Problem requirements
Transcribe the material in full, exactly as written.

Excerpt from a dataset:
(begin)

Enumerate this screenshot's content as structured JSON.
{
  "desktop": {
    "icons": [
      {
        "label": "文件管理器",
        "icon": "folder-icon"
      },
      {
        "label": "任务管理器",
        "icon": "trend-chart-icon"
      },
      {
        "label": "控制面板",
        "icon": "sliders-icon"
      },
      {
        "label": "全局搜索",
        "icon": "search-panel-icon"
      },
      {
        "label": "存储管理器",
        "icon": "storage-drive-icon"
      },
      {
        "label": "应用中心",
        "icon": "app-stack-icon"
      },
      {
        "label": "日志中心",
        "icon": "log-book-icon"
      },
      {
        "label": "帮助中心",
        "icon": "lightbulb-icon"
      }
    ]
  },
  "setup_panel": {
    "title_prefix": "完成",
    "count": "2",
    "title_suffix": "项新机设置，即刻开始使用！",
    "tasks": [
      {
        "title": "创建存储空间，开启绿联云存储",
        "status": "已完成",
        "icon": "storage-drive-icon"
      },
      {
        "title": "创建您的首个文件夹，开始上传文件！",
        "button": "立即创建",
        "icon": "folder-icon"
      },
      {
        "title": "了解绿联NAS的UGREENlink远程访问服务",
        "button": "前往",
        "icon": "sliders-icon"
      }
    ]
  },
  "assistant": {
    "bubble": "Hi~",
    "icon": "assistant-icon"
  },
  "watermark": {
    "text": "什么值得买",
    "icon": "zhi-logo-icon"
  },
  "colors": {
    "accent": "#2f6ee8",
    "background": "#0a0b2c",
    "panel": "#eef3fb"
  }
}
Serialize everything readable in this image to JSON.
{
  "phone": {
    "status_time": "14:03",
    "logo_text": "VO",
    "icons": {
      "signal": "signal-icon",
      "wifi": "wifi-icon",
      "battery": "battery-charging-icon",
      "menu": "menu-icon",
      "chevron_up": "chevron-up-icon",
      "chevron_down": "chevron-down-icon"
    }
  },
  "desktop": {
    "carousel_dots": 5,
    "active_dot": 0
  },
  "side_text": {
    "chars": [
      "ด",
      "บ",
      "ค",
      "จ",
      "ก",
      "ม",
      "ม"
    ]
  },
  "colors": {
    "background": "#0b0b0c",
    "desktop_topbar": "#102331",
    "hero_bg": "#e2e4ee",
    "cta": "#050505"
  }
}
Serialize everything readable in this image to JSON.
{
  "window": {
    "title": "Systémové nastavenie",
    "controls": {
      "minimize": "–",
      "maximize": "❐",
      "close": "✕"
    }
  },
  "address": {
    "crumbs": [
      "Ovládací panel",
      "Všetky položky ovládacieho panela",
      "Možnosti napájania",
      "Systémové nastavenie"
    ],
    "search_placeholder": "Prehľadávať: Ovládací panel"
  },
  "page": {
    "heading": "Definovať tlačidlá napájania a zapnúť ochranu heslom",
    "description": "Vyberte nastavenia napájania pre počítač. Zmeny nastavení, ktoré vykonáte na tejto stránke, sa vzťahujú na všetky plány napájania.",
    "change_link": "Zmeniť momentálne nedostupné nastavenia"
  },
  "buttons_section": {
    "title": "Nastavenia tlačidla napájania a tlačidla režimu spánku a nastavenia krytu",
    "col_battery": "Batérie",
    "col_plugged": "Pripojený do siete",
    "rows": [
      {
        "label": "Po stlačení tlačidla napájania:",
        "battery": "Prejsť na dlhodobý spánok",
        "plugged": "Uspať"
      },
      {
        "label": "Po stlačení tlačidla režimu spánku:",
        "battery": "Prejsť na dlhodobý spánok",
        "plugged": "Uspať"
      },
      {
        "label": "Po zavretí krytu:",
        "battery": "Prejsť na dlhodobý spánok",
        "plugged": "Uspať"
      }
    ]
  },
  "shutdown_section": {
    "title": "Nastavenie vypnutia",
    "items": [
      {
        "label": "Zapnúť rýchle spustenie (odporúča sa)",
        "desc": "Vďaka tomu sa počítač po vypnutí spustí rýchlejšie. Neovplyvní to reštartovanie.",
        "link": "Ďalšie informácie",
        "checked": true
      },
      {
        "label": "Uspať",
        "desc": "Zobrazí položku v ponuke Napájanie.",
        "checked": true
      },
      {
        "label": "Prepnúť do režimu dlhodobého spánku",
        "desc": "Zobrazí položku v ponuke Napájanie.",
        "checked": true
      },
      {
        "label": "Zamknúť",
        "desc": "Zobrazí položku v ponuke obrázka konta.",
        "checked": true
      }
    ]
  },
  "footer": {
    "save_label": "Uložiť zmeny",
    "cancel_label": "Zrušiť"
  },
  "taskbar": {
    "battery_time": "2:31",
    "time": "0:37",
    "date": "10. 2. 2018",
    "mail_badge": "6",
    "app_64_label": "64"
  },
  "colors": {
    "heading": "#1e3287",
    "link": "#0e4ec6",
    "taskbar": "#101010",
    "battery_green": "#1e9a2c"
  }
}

(end)

Response
Enumerate this screenshot's content as structured JSON.
{
  "desktop": {
    "icons": [
      {
        "label": "文件管理器",
        "icon": "folder-icon"
      },
      {
        "label": "任务管理器",
        "icon": "trend-chart-icon"
      },
      {
        "label": "控制面板",
        "icon": "sliders-icon"
      },
      {
        "label": "全局搜索",
        "icon": "search-panel-icon"
      },
      {
        "label": "存储管理器",
        "icon": "storage-drive-icon"
      },
      {
        "label": "应用中心",
        "icon": "app-stack-icon"
      },
      {
        "label": "日志中心",
        "icon": "log-book-icon"
      },
      {
        "label": "帮助中心",
        "icon": "lightbulb-icon"
      }
    ]
  },
  "setup_panel": {
    "title_prefix": "完成",
    "count": "2",
    "title_suffix": "项新机设置，即刻开始使用！",
    "tasks": [
      {
        "title": "创建存储空间，开启绿联云存储",
        "status": "已完成",
        "icon": "storage-drive-icon"
      },
      {
        "title": "创建您的首个文件夹，开始上传文件！",
        "button": "立即创建",
        "icon": "folder-icon"
      },
      {
        "title": "了解绿联NAS的UGREENlink远程访问服务",
        "button": "前往",
        "icon": "sliders-icon"
      }
    ]
  },
  "assistant": {
    "bubble": "Hi~",
    "icon": "assistant-icon"
  },
  "watermark": {
    "text": "什么值得买",
    "icon": "zhi-logo-icon"
  },
  "colors": {
    "accent": "#2f6ee8",
    "background": "#0a0b2c",
    "panel": "#eef3fb"
  }
}
Serialize everything readable in this image to JSON.
{
  "phone": {
    "status_time": "14:03",
    "logo_text": "VO",
    "icons": {
      "signal": "signal-icon",
      "wifi": "wifi-icon",
      "battery": "battery-charging-icon",
      "menu": "menu-icon",
      "chevron_up": "chevron-up-icon",
      "chevron_down": "chevron-down-icon"
    }
  },
  "desktop": {
    "carousel_dots": 5,
    "active_dot": 0
  },
  "side_text": {
    "chars": [
      "ด",
      "บ",
      "ค",
      "จ",
      "ก",
      "ม",
      "ม"
    ]
  },
  "colors": {
    "background": "#0b0b0c",
    "desktop_topbar": "#102331",
    "hero_bg": "#e2e4ee",
    "cta": "#050505"
  }
}
Serialize everything readable in this image to JSON.
{
  "window": {
    "title": "Systémové nastavenie",
    "controls": {
      "minimize": "–",
      "maximize": "❐",
      "close": "✕"
    }
  },
  "address": {
    "crumbs": [
      "Ovládací panel",
      "Všetky položky ovládacieho panela",
      "Možnosti napájania",
      "Systémové nastavenie"
    ],
    "search_placeholder": "Prehľadávať: Ovládací panel"
  },
  "page": {
    "heading": "Definovať tlačidlá napájania a zapnúť ochranu heslom",
    "description": "Vyberte nastavenia napájania pre počítač. Zmeny nastavení, ktoré vykonáte na tejto stránke, sa vzťahujú na všetky plány napájania.",
    "change_link": "Zmeniť momentálne nedostupné nastavenia"
  },
  "buttons_section": {
    "title": "Nastavenia tlačidla napájania a tlačidla režimu spánku a nastavenia krytu",
    "col_battery": "Batérie",
    "col_plugged": "Pripojený do siete",
    "rows": [
      {
        "label": "Po stlačení tlačidla napájania:",
        "battery": "Prejsť na dlhodobý spánok",
        "plugged": "Uspať"
      },
      {
        "label": "Po stlačení tlačidla režimu spánku:",
        "battery": "Prejsť na dlhodobý spánok",
        "plugged": "Uspať"
      },
      {
        "label": "Po zavretí krytu:",
        "battery": "Prejsť na dlhodobý spánok",
        "plugged": "Uspať"
      }
    ]
  },
  "shutdown_section": {
    "title": "Nastavenie vypnutia",
    "items": [
      {
        "label": "Zapnúť rýchle spustenie (odporúča sa)",
        "desc": "Vďaka tomu sa počítač po vypnutí spustí rýchlejšie. Neovplyvní to reštartovanie.",
        "link": "Ďalšie informácie",
        "checked": true
      },
      {
        "label": "Uspať",
        "desc": "Zobrazí položku v ponuke Napájanie.",
        "checked": true
      },
      {
        "label": "Prepnúť do režimu dlhodobého spánku",
        "desc": "Zobrazí položku v ponuke Napájanie.",
        "checked": true
      },
      {
        "label": "Zamknúť",
        "desc": "Zobrazí položku v ponuke obrázka konta.",
        "checked": true
      }
    ]
  },
  "footer": {
    "save_label": "Uložiť zmeny",
    "cancel_label": "Zrušiť"
  },
  "taskbar": {
    "battery_time": "2:31",
    "time": "0:37",
    "date": "10. 2. 2018",
    "mail_badge": "6",
    "app_64_label": "64"
  },
  "colors": {
    "heading": "#1e3287",
    "link": "#0e4ec6",
    "taskbar": "#101010",
    "battery_green": "#1e9a2c"
  }
}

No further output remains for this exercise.